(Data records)
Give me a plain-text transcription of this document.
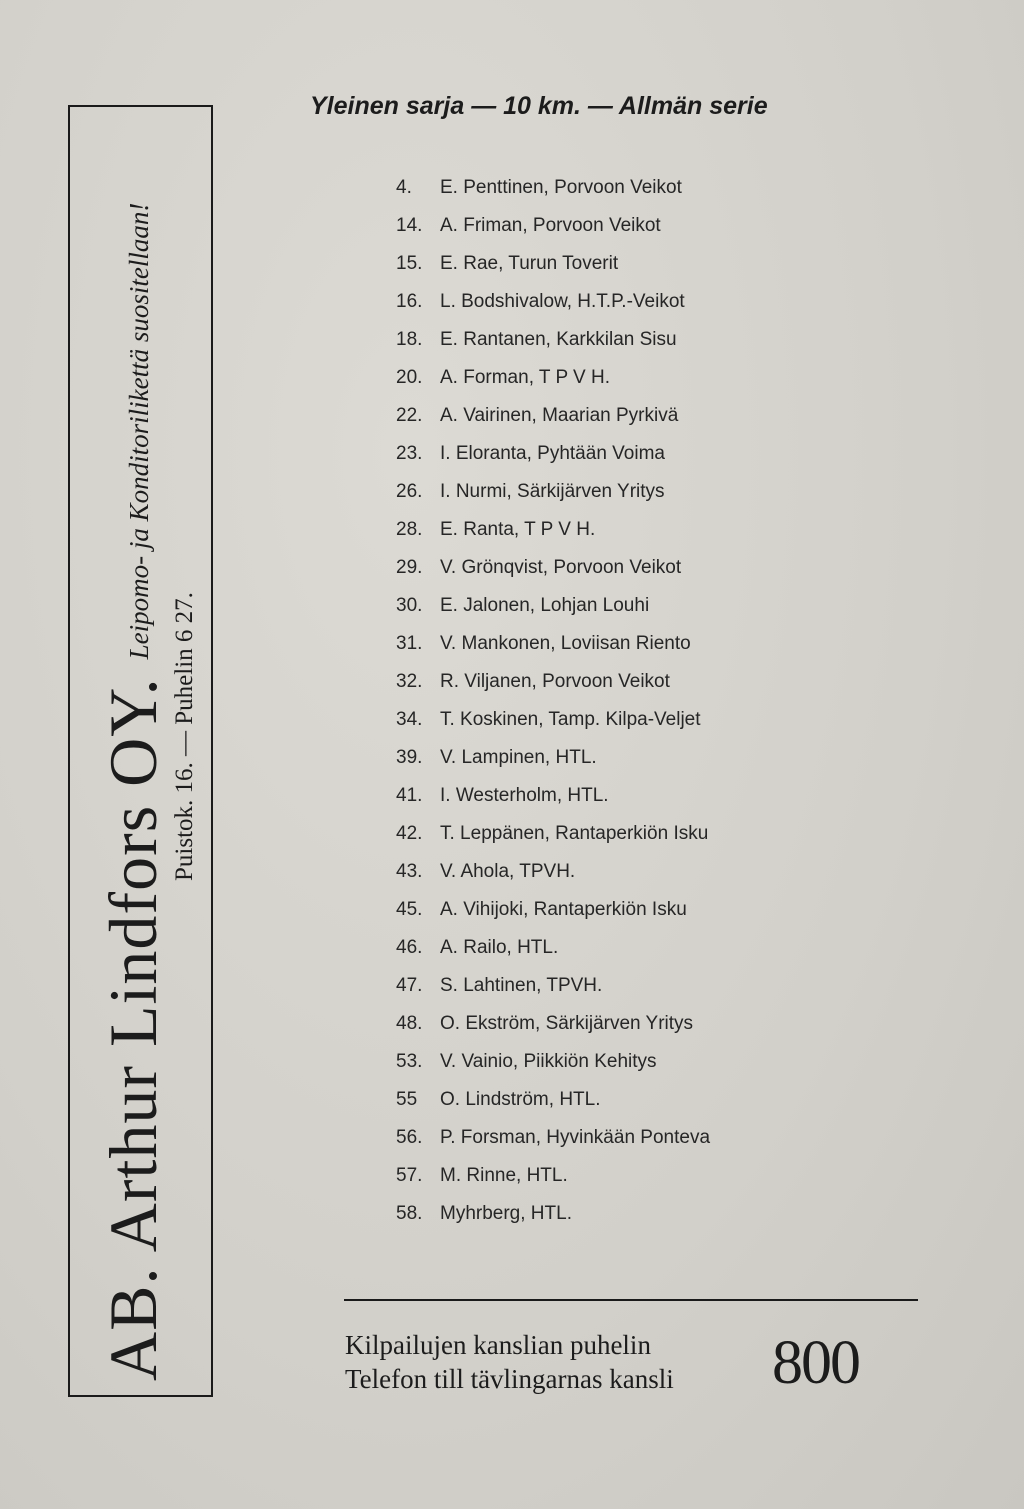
AB. Arthur Lindfors OY.
Leipomo- ja Konditorilikettä suositellaan!
Puistok. 16. — Puhelin 6 27.
Yleinen sarja — 10 km. — Allmän serie
4.	E. Penttinen, Porvoon Veikot
14. A. Friman, Porvoon Veikot
15. E. Rae, Turun Toverit
16. L. Bodshivalow, H.T.P.-Veikot
18. E. Rantanen, Karkkilan Sisu
20. A. Forman, T P V H.
22. A. Vairinen, Maarian Pyrkivä
23. I. Eloranta, Pyhtään Voima
26. I. Nurmi, Särkijärven Yritys
28. E. Ranta, T P V H.
29. V. Grönqvist, Porvoon Veikot
30. E. Jalonen, Lohjan Louhi
31. V. Mankonen, Loviisan Riento
32. R. Viljanen, Porvoon Veikot
34. T. Koskinen, Tamp. Kilpa-Veljet
39. V. Lampinen, HTL.
41. I. Westerholm, HTL.
42. T. Leppänen, Rantaperkiön Isku
43. V. Ahola, TPVH.
45. A. Vihijoki, Rantaperkiön Isku
46. A. Railo, HTL.
47. S. Lahtinen, TPVH.
48. O. Ekström, Särkijärven Yritys
53. V. Vainio, Piikkiön Kehitys
55	O. Lindström, HTL.
56. P. Forsman, Hyvinkään Ponteva
57. M. Rinne, HTL.
58. Myhrberg, HTL.
Kilpailujen kanslian puhelin
Telefon till tävlingarnas kansli 800
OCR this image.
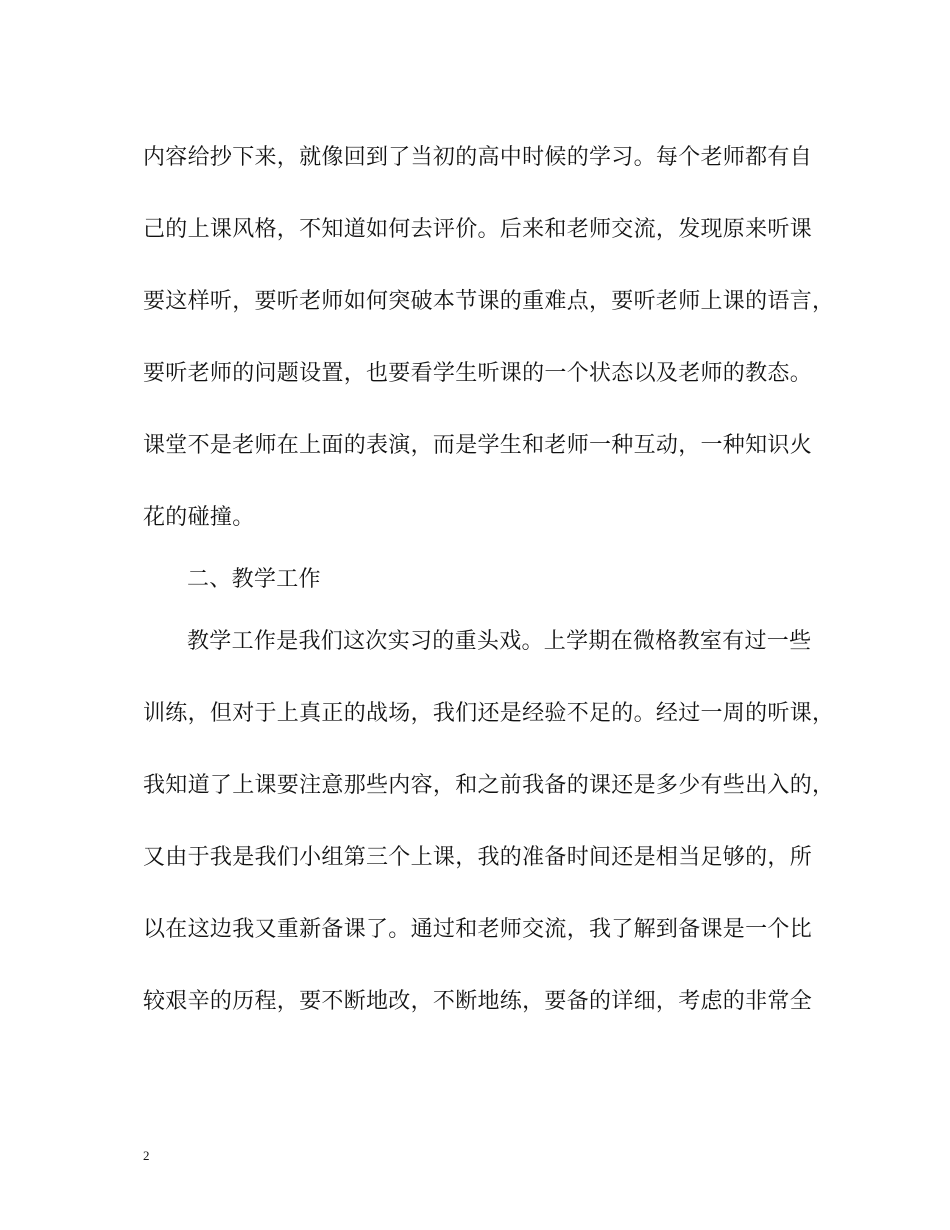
内容给抄下来，就像回到了当初的高中时候的学习。每个老师都有自
己的上课风格，不知道如何去评价。后来和老师交流，发现原来听课
要这样听，要听老师如何突破本节课的重难点，要听老师上课的语言，
要听老师的问题设置，也要看学生听课的一个状态以及老师的教态。
课堂不是老师在上面的表演，而是学生和老师一种互动，一种知识火
花的碰撞。
二、教学工作
教学工作是我们这次实习的重头戏。上学期在微格教室有过一些
训练，但对于上真正的战场，我们还是经验不足的。经过一周的听课，
我知道了上课要注意那些内容，和之前我备的课还是多少有些出入的，
又由于我是我们小组第三个上课，我的准备时间还是相当足够的，所
以在这边我又重新备课了。通过和老师交流，我了解到备课是一个比
较艰辛的历程，要不断地改，不断地练，要备的详细，考虑的非常全
2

EXERCISE TASK: List all lines from the entries that include the word "Yritys".

TASK RESULT:
26. I. Nurmi, Särkijärven Yritys
48. O. Ekström, Särkijärven Yritys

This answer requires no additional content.